* **Goal**: Without omitting anything, return the records precisely as given.

┌─ Data extract

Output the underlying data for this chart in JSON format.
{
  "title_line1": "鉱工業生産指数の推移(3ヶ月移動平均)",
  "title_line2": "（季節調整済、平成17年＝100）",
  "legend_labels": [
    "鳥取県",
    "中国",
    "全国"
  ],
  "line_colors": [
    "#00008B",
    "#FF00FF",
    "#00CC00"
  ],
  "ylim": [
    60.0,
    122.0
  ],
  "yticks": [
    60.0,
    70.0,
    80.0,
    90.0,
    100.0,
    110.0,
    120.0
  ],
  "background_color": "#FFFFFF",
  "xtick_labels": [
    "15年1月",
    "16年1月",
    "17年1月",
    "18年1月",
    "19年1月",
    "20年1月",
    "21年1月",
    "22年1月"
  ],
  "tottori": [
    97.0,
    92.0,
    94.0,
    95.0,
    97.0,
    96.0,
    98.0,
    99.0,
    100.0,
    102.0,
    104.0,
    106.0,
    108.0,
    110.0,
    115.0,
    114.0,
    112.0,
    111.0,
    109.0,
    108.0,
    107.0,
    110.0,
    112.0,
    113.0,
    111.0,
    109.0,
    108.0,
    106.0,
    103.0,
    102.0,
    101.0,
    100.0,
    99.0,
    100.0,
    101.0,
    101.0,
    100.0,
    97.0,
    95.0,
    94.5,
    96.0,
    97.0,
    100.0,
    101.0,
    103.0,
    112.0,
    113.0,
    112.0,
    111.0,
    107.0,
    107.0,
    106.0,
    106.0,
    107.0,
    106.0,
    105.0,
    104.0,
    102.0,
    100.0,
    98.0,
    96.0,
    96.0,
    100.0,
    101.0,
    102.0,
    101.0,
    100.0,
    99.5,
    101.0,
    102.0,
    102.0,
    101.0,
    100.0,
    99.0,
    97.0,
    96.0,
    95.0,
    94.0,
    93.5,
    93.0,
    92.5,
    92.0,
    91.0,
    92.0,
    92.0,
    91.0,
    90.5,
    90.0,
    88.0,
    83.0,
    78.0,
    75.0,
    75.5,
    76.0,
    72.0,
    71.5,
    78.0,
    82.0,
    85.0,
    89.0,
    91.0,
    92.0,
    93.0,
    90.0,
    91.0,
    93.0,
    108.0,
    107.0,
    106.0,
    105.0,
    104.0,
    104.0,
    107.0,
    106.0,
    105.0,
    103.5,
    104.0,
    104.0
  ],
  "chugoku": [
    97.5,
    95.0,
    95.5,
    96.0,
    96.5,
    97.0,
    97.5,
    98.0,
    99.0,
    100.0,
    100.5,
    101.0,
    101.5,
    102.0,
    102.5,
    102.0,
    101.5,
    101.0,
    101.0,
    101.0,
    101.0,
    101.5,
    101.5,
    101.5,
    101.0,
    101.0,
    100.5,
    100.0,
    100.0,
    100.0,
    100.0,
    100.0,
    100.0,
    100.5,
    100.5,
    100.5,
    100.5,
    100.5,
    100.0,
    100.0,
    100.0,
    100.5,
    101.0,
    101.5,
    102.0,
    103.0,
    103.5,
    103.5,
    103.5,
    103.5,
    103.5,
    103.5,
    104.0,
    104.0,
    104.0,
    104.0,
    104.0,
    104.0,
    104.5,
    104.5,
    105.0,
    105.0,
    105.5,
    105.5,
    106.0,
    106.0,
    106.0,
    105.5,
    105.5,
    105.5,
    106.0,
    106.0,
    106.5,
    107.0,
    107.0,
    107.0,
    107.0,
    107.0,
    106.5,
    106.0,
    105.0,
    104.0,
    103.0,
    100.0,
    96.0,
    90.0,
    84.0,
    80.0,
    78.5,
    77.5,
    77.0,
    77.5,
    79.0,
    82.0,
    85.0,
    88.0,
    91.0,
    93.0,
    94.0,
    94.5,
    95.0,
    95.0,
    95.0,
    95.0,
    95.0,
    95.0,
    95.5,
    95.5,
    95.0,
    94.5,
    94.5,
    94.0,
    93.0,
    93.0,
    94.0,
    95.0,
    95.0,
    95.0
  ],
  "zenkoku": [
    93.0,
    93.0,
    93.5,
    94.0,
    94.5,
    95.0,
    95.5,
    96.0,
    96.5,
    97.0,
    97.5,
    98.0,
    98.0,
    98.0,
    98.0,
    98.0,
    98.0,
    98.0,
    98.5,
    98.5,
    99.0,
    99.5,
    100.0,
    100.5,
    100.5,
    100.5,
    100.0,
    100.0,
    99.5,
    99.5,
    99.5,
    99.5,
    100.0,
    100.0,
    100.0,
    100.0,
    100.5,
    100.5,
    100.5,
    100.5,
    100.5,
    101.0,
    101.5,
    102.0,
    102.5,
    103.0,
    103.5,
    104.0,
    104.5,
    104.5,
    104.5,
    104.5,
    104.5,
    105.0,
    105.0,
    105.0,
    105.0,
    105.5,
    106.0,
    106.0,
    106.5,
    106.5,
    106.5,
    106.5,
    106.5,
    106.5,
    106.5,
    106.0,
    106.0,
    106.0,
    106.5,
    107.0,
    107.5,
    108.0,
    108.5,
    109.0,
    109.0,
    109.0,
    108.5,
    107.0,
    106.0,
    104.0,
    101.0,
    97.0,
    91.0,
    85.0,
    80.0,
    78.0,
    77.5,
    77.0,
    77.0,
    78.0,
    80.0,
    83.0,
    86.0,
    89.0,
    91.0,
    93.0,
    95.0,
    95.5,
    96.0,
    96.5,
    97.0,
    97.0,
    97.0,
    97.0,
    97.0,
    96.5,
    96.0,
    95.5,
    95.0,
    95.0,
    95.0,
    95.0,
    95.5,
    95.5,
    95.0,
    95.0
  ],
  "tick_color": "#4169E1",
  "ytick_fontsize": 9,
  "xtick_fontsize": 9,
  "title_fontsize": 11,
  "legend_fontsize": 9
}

└─

* **Result below**:
Output the underlying data for this chart in JSON format.
{
  "title_line1": "鉱工業生産指数の推移(3ヶ月移動平均)",
  "title_line2": "（季節調整済、平成17年＝100）",
  "legend_labels": [
    "鳥取県",
    "中国",
    "全国"
  ],
  "line_colors": [
    "#00008B",
    "#FF00FF",
    "#00CC00"
  ],
  "ylim": [
    60.0,
    122.0
  ],
  "yticks": [
    60.0,
    70.0,
    80.0,
    90.0,
    100.0,
    110.0,
    120.0
  ],
  "background_color": "#FFFFFF",
  "xtick_labels": [
    "15年1月",
    "16年1月",
    "17年1月",
    "18年1月",
    "19年1月",
    "20年1月",
    "21年1月",
    "22年1月"
  ],
  "tottori": [
    97.0,
    92.0,
    94.0,
    95.0,
    97.0,
    96.0,
    98.0,
    99.0,
    100.0,
    102.0,
    104.0,
    106.0,
    108.0,
    110.0,
    115.0,
    114.0,
    112.0,
    111.0,
    109.0,
    108.0,
    107.0,
    110.0,
    112.0,
    113.0,
    111.0,
    109.0,
    108.0,
    106.0,
    103.0,
    102.0,
    101.0,
    100.0,
    99.0,
    100.0,
    101.0,
    101.0,
    100.0,
    97.0,
    95.0,
    94.5,
    96.0,
    97.0,
    100.0,
    101.0,
    103.0,
    112.0,
    113.0,
    112.0,
    111.0,
    107.0,
    107.0,
    106.0,
    106.0,
    107.0,
    106.0,
    105.0,
    104.0,
    102.0,
    100.0,
    98.0,
    96.0,
    96.0,
    100.0,
    101.0,
    102.0,
    101.0,
    100.0,
    99.5,
    101.0,
    102.0,
    102.0,
    101.0,
    100.0,
    99.0,
    97.0,
    96.0,
    95.0,
    94.0,
    93.5,
    93.0,
    92.5,
    92.0,
    91.0,
    92.0,
    92.0,
    91.0,
    90.5,
    90.0,
    88.0,
    83.0,
    78.0,
    75.0,
    75.5,
    76.0,
    72.0,
    71.5,
    78.0,
    82.0,
    85.0,
    89.0,
    91.0,
    92.0,
    93.0,
    90.0,
    91.0,
    93.0,
    108.0,
    107.0,
    106.0,
    105.0,
    104.0,
    104.0,
    107.0,
    106.0,
    105.0,
    103.5,
    104.0,
    104.0
  ],
  "chugoku": [
    97.5,
    95.0,
    95.5,
    96.0,
    96.5,
    97.0,
    97.5,
    98.0,
    99.0,
    100.0,
    100.5,
    101.0,
    101.5,
    102.0,
    102.5,
    102.0,
    101.5,
    101.0,
    101.0,
    101.0,
    101.0,
    101.5,
    101.5,
    101.5,
    101.0,
    101.0,
    100.5,
    100.0,
    100.0,
    100.0,
    100.0,
    100.0,
    100.0,
    100.5,
    100.5,
    100.5,
    100.5,
    100.5,
    100.0,
    100.0,
    100.0,
    100.5,
    101.0,
    101.5,
    102.0,
    103.0,
    103.5,
    103.5,
    103.5,
    103.5,
    103.5,
    103.5,
    104.0,
    104.0,
    104.0,
    104.0,
    104.0,
    104.0,
    104.5,
    104.5,
    105.0,
    105.0,
    105.5,
    105.5,
    106.0,
    106.0,
    106.0,
    105.5,
    105.5,
    105.5,
    106.0,
    106.0,
    106.5,
    107.0,
    107.0,
    107.0,
    107.0,
    107.0,
    106.5,
    106.0,
    105.0,
    104.0,
    103.0,
    100.0,
    96.0,
    90.0,
    84.0,
    80.0,
    78.5,
    77.5,
    77.0,
    77.5,
    79.0,
    82.0,
    85.0,
    88.0,
    91.0,
    93.0,
    94.0,
    94.5,
    95.0,
    95.0,
    95.0,
    95.0,
    95.0,
    95.0,
    95.5,
    95.5,
    95.0,
    94.5,
    94.5,
    94.0,
    93.0,
    93.0,
    94.0,
    95.0,
    95.0,
    95.0
  ],
  "zenkoku": [
    93.0,
    93.0,
    93.5,
    94.0,
    94.5,
    95.0,
    95.5,
    96.0,
    96.5,
    97.0,
    97.5,
    98.0,
    98.0,
    98.0,
    98.0,
    98.0,
    98.0,
    98.0,
    98.5,
    98.5,
    99.0,
    99.5,
    100.0,
    100.5,
    100.5,
    100.5,
    100.0,
    100.0,
    99.5,
    99.5,
    99.5,
    99.5,
    100.0,
    100.0,
    100.0,
    100.0,
    100.5,
    100.5,
    100.5,
    100.5,
    100.5,
    101.0,
    101.5,
    102.0,
    102.5,
    103.0,
    103.5,
    104.0,
    104.5,
    104.5,
    104.5,
    104.5,
    104.5,
    105.0,
    105.0,
    105.0,
    105.0,
    105.5,
    106.0,
    106.0,
    106.5,
    106.5,
    106.5,
    106.5,
    106.5,
    106.5,
    106.5,
    106.0,
    106.0,
    106.0,
    106.5,
    107.0,
    107.5,
    108.0,
    108.5,
    109.0,
    109.0,
    109.0,
    108.5,
    107.0,
    106.0,
    104.0,
    101.0,
    97.0,
    91.0,
    85.0,
    80.0,
    78.0,
    77.5,
    77.0,
    77.0,
    78.0,
    80.0,
    83.0,
    86.0,
    89.0,
    91.0,
    93.0,
    95.0,
    95.5,
    96.0,
    96.5,
    97.0,
    97.0,
    97.0,
    97.0,
    97.0,
    96.5,
    96.0,
    95.5,
    95.0,
    95.0,
    95.0,
    95.0,
    95.5,
    95.5,
    95.0,
    95.0
  ],
  "tick_color": "#4169E1",
  "ytick_fontsize": 9,
  "xtick_fontsize": 9,
  "title_fontsize": 11,
  "legend_fontsize": 9
}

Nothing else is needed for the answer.